- [Stored data entries]:
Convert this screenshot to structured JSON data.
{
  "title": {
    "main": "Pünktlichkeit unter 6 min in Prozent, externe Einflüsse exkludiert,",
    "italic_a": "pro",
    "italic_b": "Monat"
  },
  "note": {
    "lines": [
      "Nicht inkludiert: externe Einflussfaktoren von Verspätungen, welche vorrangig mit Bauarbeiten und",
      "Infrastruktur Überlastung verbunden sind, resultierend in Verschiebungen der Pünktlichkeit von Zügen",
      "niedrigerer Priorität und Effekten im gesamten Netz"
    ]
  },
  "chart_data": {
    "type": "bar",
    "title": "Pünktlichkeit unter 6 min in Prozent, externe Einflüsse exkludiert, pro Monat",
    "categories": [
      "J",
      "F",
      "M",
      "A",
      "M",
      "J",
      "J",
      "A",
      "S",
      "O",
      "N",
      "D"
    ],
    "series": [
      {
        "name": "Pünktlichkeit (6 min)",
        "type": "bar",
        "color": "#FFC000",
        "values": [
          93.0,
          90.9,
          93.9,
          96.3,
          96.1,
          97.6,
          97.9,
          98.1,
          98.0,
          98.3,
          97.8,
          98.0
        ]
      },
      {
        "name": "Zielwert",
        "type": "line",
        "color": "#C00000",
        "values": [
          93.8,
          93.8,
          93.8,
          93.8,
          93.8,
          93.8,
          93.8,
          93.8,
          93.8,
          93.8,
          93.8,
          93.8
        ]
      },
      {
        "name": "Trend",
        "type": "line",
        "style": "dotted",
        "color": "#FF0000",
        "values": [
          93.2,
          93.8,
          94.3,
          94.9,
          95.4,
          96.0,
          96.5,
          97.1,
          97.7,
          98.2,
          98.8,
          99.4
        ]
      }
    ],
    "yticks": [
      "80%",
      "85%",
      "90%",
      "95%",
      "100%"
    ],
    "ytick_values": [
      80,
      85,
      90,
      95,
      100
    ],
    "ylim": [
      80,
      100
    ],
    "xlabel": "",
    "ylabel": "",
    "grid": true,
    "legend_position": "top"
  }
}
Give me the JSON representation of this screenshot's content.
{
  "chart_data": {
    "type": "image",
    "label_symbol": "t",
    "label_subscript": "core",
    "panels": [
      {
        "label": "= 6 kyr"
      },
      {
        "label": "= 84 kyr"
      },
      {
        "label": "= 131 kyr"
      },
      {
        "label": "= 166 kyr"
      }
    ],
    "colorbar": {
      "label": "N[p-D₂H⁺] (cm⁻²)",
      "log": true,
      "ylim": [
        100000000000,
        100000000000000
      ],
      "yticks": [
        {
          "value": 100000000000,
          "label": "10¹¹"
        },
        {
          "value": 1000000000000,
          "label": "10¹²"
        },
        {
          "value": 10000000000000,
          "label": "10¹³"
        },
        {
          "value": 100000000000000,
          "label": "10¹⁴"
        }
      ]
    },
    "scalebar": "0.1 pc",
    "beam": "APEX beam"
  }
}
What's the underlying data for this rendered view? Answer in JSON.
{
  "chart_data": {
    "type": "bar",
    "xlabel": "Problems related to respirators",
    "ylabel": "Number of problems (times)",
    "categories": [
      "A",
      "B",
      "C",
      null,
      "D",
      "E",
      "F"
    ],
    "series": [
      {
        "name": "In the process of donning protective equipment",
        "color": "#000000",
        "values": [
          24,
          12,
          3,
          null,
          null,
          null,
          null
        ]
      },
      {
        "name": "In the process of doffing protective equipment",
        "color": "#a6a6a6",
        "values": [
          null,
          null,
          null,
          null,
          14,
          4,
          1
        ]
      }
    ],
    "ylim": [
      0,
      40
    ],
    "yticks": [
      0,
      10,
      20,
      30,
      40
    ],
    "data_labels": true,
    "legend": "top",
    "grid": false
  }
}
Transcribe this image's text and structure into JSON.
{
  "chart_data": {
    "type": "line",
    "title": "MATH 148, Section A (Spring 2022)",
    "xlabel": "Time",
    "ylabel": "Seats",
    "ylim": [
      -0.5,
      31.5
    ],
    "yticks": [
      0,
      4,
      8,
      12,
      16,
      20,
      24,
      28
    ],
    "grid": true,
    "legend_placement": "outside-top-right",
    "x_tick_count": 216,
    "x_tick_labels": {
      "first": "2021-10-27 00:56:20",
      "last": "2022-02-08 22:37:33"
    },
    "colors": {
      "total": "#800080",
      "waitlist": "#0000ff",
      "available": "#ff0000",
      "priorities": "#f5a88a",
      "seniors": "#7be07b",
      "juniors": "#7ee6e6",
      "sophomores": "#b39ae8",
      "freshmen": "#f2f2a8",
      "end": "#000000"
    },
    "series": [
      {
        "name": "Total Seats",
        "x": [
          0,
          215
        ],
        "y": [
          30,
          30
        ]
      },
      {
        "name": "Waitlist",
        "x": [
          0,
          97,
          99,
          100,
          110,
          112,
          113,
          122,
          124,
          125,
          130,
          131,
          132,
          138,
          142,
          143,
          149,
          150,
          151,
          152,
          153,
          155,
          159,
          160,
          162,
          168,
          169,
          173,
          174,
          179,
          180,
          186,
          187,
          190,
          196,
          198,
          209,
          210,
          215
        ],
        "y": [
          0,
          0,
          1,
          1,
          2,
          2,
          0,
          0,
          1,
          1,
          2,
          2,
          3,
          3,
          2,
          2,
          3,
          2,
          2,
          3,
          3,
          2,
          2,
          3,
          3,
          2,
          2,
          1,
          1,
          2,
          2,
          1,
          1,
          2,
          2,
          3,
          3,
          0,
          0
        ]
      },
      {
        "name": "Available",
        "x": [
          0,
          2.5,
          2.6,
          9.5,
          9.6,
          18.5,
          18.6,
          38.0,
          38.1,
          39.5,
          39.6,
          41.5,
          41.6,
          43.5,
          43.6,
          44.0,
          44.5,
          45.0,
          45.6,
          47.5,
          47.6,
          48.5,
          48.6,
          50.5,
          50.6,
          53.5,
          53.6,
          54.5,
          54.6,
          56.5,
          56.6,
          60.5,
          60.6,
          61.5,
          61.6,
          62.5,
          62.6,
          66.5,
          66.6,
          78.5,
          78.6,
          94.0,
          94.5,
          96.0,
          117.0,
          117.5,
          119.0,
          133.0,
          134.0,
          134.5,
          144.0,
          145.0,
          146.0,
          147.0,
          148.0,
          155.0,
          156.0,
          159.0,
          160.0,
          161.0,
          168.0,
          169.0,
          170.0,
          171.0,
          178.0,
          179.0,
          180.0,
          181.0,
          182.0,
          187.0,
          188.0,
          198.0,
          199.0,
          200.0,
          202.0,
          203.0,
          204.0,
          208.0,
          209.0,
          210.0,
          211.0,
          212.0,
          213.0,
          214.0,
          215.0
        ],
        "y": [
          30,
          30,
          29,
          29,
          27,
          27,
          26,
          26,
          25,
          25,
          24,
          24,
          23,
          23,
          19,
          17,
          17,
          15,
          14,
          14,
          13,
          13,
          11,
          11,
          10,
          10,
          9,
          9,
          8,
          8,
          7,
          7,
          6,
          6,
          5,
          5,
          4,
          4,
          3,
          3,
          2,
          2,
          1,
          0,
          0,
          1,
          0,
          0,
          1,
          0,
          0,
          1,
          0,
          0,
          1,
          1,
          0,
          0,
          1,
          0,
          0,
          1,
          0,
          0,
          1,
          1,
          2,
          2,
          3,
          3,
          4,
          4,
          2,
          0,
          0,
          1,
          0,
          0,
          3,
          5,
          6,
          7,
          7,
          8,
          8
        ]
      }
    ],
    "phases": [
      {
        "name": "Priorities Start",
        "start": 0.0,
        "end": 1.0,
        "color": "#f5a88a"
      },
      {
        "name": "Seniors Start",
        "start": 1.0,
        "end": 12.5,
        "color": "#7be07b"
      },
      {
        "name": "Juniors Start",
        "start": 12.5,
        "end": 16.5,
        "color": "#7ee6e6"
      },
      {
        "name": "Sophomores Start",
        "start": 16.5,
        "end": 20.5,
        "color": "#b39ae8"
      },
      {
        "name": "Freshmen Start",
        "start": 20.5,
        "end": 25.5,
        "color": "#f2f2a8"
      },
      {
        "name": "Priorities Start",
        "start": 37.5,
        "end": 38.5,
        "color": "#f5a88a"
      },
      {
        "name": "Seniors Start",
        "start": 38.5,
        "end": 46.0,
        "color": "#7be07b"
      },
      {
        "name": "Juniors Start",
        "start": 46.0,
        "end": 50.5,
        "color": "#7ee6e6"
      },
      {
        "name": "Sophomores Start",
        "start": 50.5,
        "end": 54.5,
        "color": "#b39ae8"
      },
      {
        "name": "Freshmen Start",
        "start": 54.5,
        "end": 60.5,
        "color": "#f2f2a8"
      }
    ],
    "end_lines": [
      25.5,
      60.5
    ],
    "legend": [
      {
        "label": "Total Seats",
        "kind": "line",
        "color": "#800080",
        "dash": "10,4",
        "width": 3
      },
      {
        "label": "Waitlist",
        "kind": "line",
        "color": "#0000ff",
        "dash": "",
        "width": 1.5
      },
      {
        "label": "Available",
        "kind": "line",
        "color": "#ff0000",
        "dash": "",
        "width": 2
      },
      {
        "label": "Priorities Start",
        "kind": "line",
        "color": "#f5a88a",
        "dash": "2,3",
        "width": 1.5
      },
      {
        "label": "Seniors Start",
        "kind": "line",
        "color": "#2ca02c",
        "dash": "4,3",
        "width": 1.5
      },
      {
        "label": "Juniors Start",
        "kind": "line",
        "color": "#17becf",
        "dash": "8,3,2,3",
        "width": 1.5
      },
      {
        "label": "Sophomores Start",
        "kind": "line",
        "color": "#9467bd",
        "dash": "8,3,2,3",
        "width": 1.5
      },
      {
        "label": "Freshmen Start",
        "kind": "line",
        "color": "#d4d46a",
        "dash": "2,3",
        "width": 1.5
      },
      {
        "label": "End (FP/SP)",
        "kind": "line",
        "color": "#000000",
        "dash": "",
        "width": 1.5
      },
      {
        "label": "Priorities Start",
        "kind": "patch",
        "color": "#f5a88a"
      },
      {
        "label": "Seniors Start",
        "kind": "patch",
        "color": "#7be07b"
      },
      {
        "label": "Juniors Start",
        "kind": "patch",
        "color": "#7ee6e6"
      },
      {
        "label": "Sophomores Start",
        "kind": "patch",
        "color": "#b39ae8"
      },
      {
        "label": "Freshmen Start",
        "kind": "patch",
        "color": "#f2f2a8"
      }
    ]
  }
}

- [What to work on]: Copy every line above that includes the string "Prozent".

- [Task answer]:
    "main": "Pünktlichkeit unter 6 min in Prozent, externe Einflüsse exkludiert,",
    "title": "Pünktlichkeit unter 6 min in Prozent, externe Einflüsse exkludiert, pro Monat",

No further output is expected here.